◆ **Exercise task**
Look through the data below. Show each line where the string "triangle" occurs.

◆ **Extracted material**
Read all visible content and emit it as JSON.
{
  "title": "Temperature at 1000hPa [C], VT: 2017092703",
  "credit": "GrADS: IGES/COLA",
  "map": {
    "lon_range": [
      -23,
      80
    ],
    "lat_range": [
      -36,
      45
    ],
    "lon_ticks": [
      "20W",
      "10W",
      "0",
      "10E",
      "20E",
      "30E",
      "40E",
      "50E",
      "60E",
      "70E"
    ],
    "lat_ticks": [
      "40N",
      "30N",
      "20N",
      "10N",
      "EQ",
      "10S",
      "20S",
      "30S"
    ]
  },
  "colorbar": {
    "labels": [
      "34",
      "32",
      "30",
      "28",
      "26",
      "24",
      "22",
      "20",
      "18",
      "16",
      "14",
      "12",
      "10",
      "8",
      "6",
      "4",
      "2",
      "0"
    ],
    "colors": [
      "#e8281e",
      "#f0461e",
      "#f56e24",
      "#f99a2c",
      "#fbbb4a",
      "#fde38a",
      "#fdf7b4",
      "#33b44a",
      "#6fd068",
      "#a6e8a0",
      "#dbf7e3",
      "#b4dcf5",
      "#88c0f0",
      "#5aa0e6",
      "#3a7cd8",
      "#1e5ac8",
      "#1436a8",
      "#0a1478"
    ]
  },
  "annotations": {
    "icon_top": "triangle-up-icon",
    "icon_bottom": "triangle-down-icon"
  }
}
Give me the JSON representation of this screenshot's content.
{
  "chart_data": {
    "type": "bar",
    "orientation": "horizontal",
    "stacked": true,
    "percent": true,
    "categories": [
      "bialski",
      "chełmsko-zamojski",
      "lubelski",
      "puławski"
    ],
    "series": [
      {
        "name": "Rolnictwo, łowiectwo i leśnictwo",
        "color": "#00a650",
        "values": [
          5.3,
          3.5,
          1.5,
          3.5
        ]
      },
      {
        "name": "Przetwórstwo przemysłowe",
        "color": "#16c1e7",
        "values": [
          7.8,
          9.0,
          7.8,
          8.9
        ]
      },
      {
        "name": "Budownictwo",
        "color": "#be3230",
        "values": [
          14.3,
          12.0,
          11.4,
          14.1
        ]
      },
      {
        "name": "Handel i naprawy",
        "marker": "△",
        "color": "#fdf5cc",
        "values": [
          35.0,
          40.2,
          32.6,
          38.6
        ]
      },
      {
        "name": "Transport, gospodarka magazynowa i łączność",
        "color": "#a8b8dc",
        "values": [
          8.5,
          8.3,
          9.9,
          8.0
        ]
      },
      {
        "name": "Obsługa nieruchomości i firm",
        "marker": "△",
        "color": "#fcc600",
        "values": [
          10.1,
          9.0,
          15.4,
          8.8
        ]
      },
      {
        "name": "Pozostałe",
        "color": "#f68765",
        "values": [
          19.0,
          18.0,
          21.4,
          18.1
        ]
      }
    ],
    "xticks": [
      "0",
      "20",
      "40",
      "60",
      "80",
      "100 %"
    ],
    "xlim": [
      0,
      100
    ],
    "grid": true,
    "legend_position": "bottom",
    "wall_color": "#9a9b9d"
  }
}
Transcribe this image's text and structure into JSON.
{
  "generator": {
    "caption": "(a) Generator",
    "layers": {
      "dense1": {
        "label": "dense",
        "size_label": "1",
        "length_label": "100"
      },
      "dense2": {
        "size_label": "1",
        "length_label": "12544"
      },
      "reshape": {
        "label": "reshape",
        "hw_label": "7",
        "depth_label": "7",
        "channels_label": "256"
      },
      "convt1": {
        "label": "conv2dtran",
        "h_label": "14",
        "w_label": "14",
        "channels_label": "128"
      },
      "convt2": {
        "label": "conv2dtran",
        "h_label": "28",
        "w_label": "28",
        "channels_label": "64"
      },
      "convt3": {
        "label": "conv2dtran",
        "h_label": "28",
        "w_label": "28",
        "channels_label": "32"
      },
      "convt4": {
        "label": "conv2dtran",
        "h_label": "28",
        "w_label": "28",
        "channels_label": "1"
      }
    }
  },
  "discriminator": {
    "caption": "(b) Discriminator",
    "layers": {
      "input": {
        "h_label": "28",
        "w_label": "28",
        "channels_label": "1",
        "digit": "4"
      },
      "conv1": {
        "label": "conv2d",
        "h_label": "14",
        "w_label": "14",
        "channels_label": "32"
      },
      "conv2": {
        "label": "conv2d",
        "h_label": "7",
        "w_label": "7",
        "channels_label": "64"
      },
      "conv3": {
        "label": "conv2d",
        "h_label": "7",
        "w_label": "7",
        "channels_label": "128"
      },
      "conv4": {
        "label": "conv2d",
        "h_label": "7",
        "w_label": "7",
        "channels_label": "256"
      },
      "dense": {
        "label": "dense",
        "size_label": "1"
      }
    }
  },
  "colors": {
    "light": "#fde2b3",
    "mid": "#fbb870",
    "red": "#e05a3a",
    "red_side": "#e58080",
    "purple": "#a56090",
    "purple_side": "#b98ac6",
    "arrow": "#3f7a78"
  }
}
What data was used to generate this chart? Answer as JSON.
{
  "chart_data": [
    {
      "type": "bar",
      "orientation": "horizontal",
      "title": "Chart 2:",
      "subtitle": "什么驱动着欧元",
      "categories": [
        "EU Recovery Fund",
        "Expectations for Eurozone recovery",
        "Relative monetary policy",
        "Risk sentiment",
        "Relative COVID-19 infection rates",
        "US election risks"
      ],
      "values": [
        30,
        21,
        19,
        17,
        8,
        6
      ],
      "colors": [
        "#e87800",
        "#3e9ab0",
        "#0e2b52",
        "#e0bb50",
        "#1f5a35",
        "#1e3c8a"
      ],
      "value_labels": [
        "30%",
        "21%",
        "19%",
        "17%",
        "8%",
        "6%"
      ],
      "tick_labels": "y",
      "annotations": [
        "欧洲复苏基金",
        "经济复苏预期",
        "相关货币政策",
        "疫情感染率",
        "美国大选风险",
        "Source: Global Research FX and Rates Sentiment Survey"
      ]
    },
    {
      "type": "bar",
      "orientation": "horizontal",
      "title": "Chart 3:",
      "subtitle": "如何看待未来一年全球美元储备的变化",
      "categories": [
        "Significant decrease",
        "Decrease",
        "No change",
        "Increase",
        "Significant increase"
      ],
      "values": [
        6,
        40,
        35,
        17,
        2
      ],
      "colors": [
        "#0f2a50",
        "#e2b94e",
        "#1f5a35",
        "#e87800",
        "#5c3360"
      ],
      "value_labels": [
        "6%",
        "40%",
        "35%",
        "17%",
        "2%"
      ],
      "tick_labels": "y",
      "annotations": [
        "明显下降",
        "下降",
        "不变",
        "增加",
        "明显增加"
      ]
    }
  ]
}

◆ **Output**
    "icon_top": "triangle-up-icon",
    "icon_bottom": "triangle-down-icon"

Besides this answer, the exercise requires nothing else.